[Zitierter Text]:
######

Lehman schockt erneut
10. September 2008Wer dachte, für die Lehman-Aktie könne es nach dem 45-prozentigen Kurseinbruch am Vortag nicht weiter bergab gehen, wurde am Mittwochnachmittag (10.09.2008) eines Besseren belehrt: Die angeschlagene US-Investmentbank Lehman Brothers gab bekannt, sie habe im dritten Quartal des laufenden Geschäftsjahres 3,9 Milliarden Dollar Verlust gemacht und wolle deshalb die Dividende radikal zusammenstreichen.
Insolvenzgerüchte begründet?
Zudem kündigte Lehman eine Reihe von Maßnahmen an, um sich frisches Kapital zu besorgen. So plant die Bank, an den Vermögensverwalter BlackRock Immobilien in Großbritannien im Wert von vier Milliarden Dollar zu verkaufen. Außerdem will sie 55 Prozent ihrer Vermögensverwaltungssparte veräußern und ihr Geschäft mit Gewerbeimmobilen ausgliedern.
Marktbeobachter werteten dies als Hinweis darauf, dass Lehman tatsächlich das Wasser bis zum Halse steht. Seit Monaten kursieren Insolvenzgerüchte am Markt. Lehman Brothers wurde 1840 gegründet und ist die viertgrößte Investmentbank der USA. Analysten halten sie mittlerweile für das Geldhaus, das am stärksten angeschlagen ist durch die Kreditkrise. Lehman hatte in jüngster Zeit forciert nach Investoren gefahndet, die durch ihren Einstieg den Liquiditätsengpass hätten beheben können.
Lehman kaum noch was wert
Doch bisher gab es hier nur Rückschläge – und zwar auf der ganzen Linie: Nachdem bereits zahlreiche Banken kein Interesse an einer Beteiligung an Lehman bekundet hatten, scheiterten nun auch die Gespräche über einen Einstieg der staatseigenen Korea Development Bank (KDB). Das wurde zwar erst am Mittwochmorgen offiziell bestätigt, doch Spekulationen darüber hatten bereits am Vortag den Lehman-Aktienkurs um fast die Hälfte auf 7,79 Dollar reduziert.

######

[Datenzeilen]:
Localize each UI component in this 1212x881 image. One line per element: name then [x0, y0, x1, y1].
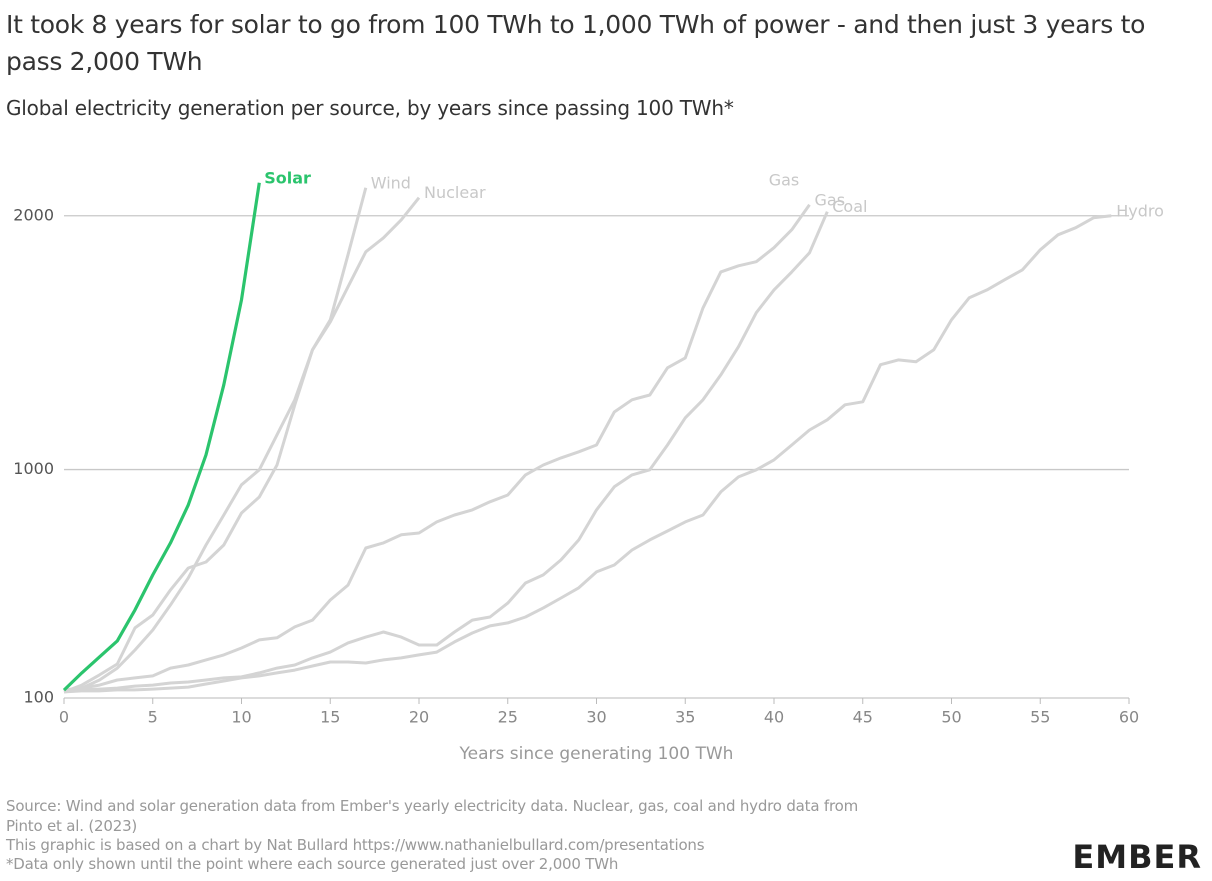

######

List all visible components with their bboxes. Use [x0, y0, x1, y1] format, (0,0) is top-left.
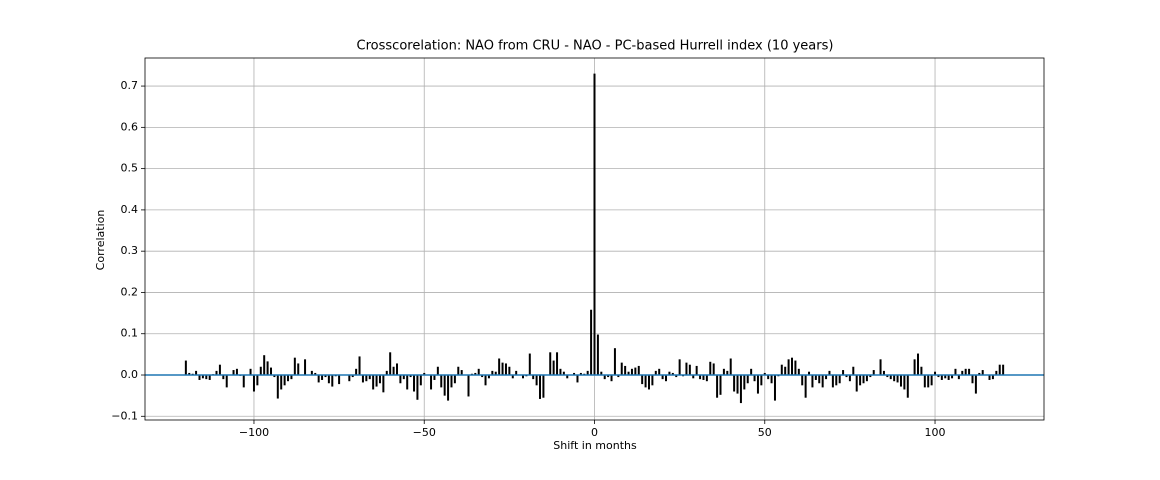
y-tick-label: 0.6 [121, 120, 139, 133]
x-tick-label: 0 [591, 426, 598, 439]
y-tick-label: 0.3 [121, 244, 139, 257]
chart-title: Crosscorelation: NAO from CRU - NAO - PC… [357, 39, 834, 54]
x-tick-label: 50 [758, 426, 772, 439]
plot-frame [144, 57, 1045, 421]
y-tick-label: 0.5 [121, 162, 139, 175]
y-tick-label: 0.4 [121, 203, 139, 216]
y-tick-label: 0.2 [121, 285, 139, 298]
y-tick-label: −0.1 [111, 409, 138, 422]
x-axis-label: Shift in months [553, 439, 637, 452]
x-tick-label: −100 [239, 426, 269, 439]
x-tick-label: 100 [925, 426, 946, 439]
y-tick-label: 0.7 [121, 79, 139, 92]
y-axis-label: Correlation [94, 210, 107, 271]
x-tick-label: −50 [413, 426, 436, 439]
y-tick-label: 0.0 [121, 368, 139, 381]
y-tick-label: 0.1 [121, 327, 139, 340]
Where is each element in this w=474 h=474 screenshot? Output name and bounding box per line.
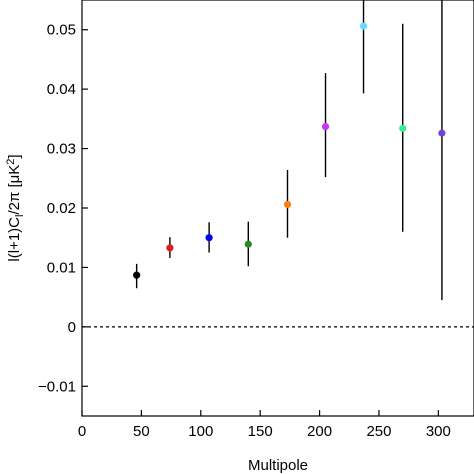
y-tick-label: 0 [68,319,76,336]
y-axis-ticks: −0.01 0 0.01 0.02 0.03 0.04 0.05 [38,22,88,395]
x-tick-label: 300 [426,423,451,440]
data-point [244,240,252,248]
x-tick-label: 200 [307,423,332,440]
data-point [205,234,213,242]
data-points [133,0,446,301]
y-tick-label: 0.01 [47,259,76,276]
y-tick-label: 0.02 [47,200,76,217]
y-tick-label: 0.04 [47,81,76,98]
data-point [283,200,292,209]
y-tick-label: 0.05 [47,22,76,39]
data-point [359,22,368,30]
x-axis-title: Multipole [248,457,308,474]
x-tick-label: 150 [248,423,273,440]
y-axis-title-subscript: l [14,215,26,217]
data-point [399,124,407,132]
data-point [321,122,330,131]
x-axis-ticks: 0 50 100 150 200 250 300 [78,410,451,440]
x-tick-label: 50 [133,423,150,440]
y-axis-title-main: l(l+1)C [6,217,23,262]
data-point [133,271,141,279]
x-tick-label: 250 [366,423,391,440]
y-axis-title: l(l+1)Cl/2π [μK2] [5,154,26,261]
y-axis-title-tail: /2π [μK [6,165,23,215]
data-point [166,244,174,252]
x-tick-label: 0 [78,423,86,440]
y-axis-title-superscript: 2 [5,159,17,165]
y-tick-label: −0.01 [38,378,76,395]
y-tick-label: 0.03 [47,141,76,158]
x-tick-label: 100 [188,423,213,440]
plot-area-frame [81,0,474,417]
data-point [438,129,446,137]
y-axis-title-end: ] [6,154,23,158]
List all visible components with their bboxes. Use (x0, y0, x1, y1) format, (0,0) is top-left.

######

[Aufgaben]:
#1 Kopieren Sie aus den Einträgen alles von der Zeile mit „y1] format, (0,0) is top-left.“ bis hinunter zur Zeile mit „y-axis-title-end: ] [6,154,23,158]“, beide eingeschlossen, unverändert. Lassen Sie die Bilder dabei weg.
#2 Knüpfen Sie an das Ende des Textes über die Krise der Investmentbank Lehman Brothers an und schreiben Sie ihn weiter.

[Ergebnisse je Aufgabe]:
#1
List all visible components with their bboxes. Use [x0, y0, x1, y1] format, (0,0) is top-left.
y-tick-label: 0.6 [121, 120, 139, 133]
x-tick-label: 0 [591, 426, 598, 439]
y-tick-label: 0.3 [121, 244, 139, 257]
chart-title: Crosscorelation: NAO from CRU - NAO - PC… [357, 39, 834, 54]
x-tick-label: 50 [758, 426, 772, 439]
plot-frame [144, 57, 1045, 421]
y-tick-label: 0.5 [121, 162, 139, 175]
y-tick-label: 0.4 [121, 203, 139, 216]
y-tick-label: 0.2 [121, 285, 139, 298]
y-tick-label: −0.1 [111, 409, 138, 422]
x-axis-label: Shift in months [553, 439, 637, 452]
x-tick-label: −100 [239, 426, 269, 439]
x-tick-label: 100 [925, 426, 946, 439]
y-tick-label: 0.7 [121, 79, 139, 92]
y-axis-label: Correlation [94, 210, 107, 271]
x-tick-label: −50 [413, 426, 436, 439]
y-tick-label: 0.0 [121, 368, 139, 381]
y-tick-label: 0.1 [121, 327, 139, 340]
Where is each element in this w=474 h=474 screenshot? Output name and bounding box per line.
y-tick-label: 0 [68,319,76,336]
y-axis-ticks: −0.01 0 0.01 0.02 0.03 0.04 0.05 [38,22,88,395]
x-tick-label: 300 [426,423,451,440]
data-point [244,240,252,248]
x-tick-label: 200 [307,423,332,440]
data-point [205,234,213,242]
data-points [133,0,446,301]
y-tick-label: 0.01 [47,259,76,276]
y-tick-label: 0.02 [47,200,76,217]
y-tick-label: 0.04 [47,81,76,98]
data-point [283,200,292,209]
y-tick-label: 0.05 [47,22,76,39]
data-point [359,22,368,30]
x-axis-title: Multipole [248,457,308,474]
x-tick-label: 150 [248,423,273,440]
y-axis-title-subscript: l [14,215,26,217]
data-point [399,124,407,132]
data-point [321,122,330,131]
x-axis-ticks: 0 50 100 150 200 250 300 [78,410,451,440]
x-tick-label: 50 [133,423,150,440]
y-axis-title-main: l(l+1)C [6,217,23,262]
data-point [133,271,141,279]
x-tick-label: 250 [366,423,391,440]
y-axis-title: l(l+1)Cl/2π [μK2] [5,154,26,261]
y-axis-title-tail: /2π [μK [6,165,23,215]
data-point [166,244,174,252]
x-tick-label: 0 [78,423,86,440]
y-axis-title-superscript: 2 [5,159,17,165]
y-tick-label: −0.01 [38,378,76,395]
y-tick-label: 0.03 [47,141,76,158]
x-tick-label: 100 [188,423,213,440]
plot-area-frame [81,0,474,417]
data-point [438,129,446,137]
y-axis-title-end: ] [6,154,23,158]

#2
Seit Ausbruch der US-Hypothekenkrise befindet sich die Lehman-Aktie im Rückwärtsgang: Binnen Jahresfrist brach der Aktienkurs um über 85 Prozent ein. Gegenwärtig verfügt Lehman Brothers damit nur noch über eine Marktkapitalisierung von 5,4 Milliarden Dollar, vor einem Jahr waren es noch 36 Milliarden.
Ein zweiter Fall Bear Stearns?
Nach den neuerlichen Hiobsbotschaften brach der Lehman-Kurs im vorbörslichen US-Handel erneut ein und zog auch die US-Futures ins Minus. Der deutsche Leitindex Dax, der zuvor in etwa auf Vortagesniveau notiert hatte, rutschte um bis zu 1,2 Prozent ab. Der Euro zog wieder an.
Nach dem Fast-Kollaps von Bear Stearns im März und der Verstaatlichung der finanziell angeschlagenen Hypothekengiganten Fannie Mae und Freddie Mac droht den Finanzmärkten nun erneut eine schwere Krise. Gelingt es Lehman nicht, sich rasch Kapital zu besorgen, könnte dem Institut ein Szenario wie dem Konkurrenten Bear Stearns drohen, unterstrichen die Experten der Bank of America am Mittwoch. Bear Stearns musste im Frühjahr von der US-Notenbank Fed gestützt und vom Konkurrenten JPMorgan Chase übernommen werden und entkam nur so knapp der Pleite. (ag)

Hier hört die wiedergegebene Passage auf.